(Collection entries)
>> Start
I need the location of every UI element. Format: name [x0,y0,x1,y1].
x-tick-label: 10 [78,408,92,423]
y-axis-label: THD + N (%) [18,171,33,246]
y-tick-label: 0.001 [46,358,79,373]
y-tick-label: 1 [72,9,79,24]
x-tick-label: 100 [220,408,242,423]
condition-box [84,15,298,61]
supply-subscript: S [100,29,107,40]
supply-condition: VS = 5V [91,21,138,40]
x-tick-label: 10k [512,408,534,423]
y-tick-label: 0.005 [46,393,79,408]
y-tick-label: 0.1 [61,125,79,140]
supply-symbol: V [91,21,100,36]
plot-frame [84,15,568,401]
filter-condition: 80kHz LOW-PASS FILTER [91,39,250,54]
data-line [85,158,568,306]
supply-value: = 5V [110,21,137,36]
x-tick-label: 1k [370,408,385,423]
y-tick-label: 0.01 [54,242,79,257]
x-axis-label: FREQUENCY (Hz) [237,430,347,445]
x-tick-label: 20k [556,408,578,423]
>> End
## Requirement
Swap every occurrence of "x-tick-label" in the material for "horizontal-tick-label", keeping all other text the same.

## In response
I need the location of every UI element. Format: name [x0,y0,x1,y1].
horizontal-tick-label: 10 [78,408,92,423]
y-axis-label: THD + N (%) [18,171,33,246]
y-tick-label: 0.001 [46,358,79,373]
y-tick-label: 1 [72,9,79,24]
horizontal-tick-label: 100 [220,408,242,423]
condition-box [84,15,298,61]
supply-subscript: S [100,29,107,40]
supply-condition: VS = 5V [91,21,138,40]
horizontal-tick-label: 10k [512,408,534,423]
y-tick-label: 0.005 [46,393,79,408]
y-tick-label: 0.1 [61,125,79,140]
supply-symbol: V [91,21,100,36]
plot-frame [84,15,568,401]
filter-condition: 80kHz LOW-PASS FILTER [91,39,250,54]
data-line [85,158,568,306]
supply-value: = 5V [110,21,137,36]
horizontal-tick-label: 1k [370,408,385,423]
y-tick-label: 0.01 [54,242,79,257]
x-axis-label: FREQUENCY (Hz) [237,430,347,445]
horizontal-tick-label: 20k [556,408,578,423]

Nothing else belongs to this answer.